* start Dataset excerpts *

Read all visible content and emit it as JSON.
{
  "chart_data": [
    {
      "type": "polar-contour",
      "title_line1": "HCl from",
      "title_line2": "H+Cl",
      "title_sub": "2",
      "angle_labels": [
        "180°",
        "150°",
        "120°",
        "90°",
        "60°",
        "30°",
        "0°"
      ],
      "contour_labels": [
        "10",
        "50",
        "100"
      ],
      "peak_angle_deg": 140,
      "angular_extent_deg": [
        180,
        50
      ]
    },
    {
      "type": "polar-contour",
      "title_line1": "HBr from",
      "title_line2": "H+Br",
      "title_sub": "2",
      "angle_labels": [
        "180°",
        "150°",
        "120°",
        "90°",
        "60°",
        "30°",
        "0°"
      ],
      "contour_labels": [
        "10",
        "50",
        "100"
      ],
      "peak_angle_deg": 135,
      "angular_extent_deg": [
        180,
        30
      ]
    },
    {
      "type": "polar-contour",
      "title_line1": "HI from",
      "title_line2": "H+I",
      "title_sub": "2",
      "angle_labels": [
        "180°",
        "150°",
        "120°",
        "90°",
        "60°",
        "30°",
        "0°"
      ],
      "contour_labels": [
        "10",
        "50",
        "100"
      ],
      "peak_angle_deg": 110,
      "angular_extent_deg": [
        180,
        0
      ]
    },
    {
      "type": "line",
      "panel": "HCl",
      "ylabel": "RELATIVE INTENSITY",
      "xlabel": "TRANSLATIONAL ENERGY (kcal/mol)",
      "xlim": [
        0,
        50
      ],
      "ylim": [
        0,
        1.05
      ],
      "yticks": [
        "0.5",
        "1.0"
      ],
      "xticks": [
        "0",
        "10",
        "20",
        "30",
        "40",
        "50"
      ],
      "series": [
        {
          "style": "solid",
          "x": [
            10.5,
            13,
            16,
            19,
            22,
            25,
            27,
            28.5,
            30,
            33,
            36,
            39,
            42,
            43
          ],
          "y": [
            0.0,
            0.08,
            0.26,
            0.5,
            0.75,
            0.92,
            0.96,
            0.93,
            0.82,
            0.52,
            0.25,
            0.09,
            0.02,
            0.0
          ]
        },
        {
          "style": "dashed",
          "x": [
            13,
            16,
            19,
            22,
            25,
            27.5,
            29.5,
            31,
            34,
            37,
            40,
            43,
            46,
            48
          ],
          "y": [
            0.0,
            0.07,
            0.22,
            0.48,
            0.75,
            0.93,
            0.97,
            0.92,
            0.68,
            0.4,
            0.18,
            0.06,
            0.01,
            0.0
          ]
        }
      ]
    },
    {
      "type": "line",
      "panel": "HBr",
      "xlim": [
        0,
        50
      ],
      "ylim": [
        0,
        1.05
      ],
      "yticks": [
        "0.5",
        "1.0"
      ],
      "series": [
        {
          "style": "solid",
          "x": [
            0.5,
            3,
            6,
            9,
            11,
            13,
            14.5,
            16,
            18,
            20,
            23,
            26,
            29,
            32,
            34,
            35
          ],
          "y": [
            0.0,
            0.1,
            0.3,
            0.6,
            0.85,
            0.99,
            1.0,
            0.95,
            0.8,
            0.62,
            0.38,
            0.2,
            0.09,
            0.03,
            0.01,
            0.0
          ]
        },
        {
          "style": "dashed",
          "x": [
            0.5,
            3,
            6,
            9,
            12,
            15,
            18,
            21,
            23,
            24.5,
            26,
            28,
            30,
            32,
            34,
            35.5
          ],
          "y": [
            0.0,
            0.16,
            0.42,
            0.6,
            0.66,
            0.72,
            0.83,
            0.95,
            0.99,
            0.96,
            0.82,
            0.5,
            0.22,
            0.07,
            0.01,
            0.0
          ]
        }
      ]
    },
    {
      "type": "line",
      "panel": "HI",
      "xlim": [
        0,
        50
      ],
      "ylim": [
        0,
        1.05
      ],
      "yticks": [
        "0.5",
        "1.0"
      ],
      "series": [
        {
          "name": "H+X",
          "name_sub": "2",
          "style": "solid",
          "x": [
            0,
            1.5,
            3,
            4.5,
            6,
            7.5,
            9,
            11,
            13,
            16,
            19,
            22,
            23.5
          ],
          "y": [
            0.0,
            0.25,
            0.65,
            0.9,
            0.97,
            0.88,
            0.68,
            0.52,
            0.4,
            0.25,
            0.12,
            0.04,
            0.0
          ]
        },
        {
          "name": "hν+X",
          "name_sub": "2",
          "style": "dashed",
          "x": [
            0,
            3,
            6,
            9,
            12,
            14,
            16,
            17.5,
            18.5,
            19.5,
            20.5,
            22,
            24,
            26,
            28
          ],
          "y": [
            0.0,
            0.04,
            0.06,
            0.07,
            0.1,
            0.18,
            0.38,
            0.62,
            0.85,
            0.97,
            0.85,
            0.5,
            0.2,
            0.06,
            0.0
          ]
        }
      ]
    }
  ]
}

* end Dataset excerpts *

Problem details: Check every line of the records above for the string "from" and say how many contain it, giving the number alone.

Right answer: 3